→ Problem to solve
Copy out each line of the material in which the word "inverted" appears.

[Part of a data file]
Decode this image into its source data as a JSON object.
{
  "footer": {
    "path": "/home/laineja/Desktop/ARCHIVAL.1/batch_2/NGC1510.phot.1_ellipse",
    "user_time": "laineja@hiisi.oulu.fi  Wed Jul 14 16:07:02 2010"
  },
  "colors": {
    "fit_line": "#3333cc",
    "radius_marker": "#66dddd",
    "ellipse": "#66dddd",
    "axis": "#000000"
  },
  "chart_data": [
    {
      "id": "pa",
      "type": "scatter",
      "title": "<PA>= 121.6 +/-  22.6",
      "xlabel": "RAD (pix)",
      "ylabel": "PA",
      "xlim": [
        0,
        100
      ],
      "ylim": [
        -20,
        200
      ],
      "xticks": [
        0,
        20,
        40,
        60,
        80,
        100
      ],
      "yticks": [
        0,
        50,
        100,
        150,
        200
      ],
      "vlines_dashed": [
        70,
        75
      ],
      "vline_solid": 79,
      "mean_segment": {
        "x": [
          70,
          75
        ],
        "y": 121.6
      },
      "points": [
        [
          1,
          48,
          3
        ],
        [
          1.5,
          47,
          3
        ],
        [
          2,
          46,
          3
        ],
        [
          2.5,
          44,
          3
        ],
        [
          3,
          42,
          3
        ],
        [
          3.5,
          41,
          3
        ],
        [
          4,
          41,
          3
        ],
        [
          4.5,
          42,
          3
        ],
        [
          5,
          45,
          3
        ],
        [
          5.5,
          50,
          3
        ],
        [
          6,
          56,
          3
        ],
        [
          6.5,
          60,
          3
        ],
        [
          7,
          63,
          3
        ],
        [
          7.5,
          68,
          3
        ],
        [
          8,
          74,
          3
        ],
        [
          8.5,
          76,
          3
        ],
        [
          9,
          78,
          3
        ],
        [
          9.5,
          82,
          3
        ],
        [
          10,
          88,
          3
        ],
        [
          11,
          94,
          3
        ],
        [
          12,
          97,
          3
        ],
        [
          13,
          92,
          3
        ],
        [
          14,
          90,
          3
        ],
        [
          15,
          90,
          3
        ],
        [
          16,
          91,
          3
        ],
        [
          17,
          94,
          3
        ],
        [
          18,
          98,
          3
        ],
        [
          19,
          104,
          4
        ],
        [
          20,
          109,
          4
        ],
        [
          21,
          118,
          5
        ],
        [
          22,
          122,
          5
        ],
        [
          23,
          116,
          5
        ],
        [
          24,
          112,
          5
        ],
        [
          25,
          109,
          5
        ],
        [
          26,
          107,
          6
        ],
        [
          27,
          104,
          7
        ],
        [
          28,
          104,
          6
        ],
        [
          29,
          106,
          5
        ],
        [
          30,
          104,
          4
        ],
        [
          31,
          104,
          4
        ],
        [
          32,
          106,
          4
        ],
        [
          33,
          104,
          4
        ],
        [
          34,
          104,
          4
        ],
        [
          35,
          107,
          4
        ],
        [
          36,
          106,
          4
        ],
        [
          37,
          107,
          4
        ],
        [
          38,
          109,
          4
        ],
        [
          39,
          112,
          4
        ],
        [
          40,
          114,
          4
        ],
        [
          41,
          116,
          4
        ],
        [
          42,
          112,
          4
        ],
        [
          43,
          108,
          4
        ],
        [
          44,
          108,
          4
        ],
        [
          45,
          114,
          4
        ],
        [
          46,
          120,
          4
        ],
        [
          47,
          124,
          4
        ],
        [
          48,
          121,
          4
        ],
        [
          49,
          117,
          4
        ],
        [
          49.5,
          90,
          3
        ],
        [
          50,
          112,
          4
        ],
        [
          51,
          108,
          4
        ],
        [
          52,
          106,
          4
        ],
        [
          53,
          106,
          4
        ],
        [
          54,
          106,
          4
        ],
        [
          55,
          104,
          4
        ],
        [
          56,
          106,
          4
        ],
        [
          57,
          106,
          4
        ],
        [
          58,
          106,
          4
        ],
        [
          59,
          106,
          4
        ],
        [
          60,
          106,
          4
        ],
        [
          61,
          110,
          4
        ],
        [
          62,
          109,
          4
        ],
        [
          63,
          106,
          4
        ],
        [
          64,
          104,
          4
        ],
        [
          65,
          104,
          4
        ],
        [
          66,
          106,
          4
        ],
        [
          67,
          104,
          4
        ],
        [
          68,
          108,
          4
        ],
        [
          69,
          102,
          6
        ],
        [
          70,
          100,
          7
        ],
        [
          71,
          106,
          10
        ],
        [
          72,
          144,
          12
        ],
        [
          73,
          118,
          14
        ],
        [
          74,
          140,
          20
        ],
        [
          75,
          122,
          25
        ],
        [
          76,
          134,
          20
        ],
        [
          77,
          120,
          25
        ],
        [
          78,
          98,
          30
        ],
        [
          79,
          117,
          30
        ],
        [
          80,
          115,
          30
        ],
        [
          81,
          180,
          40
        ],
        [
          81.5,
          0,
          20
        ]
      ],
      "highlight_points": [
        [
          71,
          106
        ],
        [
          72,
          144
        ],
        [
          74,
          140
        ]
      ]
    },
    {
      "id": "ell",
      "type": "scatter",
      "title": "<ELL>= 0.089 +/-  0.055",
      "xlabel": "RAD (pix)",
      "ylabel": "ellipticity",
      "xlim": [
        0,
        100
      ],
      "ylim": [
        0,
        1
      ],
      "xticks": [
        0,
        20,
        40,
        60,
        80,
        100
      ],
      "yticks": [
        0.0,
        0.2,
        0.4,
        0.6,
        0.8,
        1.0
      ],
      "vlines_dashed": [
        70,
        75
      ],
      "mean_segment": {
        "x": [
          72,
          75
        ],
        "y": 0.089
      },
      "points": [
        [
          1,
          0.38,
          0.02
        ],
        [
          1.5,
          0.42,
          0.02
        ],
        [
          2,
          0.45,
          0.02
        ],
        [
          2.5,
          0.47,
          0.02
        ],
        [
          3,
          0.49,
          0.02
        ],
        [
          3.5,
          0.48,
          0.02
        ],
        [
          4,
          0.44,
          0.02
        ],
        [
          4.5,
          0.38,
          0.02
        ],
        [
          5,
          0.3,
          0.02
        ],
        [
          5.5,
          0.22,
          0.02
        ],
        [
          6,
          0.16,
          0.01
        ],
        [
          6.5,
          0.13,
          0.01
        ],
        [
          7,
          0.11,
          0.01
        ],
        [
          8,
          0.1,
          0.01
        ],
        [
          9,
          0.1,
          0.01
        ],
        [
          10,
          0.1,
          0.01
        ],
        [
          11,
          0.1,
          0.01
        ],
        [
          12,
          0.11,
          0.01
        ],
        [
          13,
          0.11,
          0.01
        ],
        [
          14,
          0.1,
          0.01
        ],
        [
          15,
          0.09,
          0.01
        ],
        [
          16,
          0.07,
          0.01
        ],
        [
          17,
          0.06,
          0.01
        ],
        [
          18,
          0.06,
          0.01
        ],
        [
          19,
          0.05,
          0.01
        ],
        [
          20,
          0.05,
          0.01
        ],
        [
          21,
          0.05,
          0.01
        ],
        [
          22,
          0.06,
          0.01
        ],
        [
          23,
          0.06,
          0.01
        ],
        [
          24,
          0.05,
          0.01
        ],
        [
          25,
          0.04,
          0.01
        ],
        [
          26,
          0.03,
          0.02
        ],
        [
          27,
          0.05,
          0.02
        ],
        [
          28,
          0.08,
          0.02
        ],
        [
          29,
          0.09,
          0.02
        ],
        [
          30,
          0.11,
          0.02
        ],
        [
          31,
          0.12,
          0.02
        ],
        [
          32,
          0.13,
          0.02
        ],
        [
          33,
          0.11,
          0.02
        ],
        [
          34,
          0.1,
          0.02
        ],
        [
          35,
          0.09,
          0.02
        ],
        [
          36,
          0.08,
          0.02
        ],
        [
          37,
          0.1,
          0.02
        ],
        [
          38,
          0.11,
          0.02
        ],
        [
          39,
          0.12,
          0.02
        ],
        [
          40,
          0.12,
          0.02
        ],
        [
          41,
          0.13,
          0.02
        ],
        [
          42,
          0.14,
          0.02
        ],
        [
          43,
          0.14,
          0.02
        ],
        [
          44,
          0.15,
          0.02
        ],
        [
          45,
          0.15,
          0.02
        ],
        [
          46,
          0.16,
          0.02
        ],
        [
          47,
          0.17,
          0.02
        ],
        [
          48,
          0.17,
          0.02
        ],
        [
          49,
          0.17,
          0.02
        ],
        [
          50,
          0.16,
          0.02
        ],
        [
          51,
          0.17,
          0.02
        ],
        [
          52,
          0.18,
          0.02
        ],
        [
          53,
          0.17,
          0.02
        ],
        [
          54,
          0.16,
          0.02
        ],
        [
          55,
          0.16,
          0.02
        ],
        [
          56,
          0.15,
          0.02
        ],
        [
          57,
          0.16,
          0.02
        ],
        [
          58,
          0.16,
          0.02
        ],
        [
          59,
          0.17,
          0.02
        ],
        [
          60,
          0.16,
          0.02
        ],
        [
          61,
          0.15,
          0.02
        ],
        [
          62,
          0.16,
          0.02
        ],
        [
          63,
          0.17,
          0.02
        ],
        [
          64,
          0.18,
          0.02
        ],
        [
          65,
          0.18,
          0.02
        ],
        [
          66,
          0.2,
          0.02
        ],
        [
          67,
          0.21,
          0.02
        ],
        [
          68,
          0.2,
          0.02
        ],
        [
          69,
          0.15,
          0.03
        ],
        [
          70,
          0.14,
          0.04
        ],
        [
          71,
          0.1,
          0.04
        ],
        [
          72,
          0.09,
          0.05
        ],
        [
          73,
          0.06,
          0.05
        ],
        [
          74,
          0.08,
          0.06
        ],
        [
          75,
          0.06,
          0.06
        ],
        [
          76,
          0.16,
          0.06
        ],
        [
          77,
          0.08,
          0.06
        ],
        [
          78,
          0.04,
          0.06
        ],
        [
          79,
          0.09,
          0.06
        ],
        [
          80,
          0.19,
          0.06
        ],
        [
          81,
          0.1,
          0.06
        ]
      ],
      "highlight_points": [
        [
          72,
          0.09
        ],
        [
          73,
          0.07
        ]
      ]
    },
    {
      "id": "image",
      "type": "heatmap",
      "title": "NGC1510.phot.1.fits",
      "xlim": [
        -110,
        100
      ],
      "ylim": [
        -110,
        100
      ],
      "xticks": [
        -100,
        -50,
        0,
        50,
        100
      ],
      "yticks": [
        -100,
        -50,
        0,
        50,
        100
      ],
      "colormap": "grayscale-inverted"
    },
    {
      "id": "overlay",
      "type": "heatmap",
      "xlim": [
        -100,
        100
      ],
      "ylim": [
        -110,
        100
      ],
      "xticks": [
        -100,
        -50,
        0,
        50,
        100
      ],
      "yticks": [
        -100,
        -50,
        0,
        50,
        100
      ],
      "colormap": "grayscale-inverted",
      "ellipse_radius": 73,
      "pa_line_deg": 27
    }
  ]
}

→ Task answer
      "colormap": "grayscale-inverted"
      "colormap": "grayscale-inverted",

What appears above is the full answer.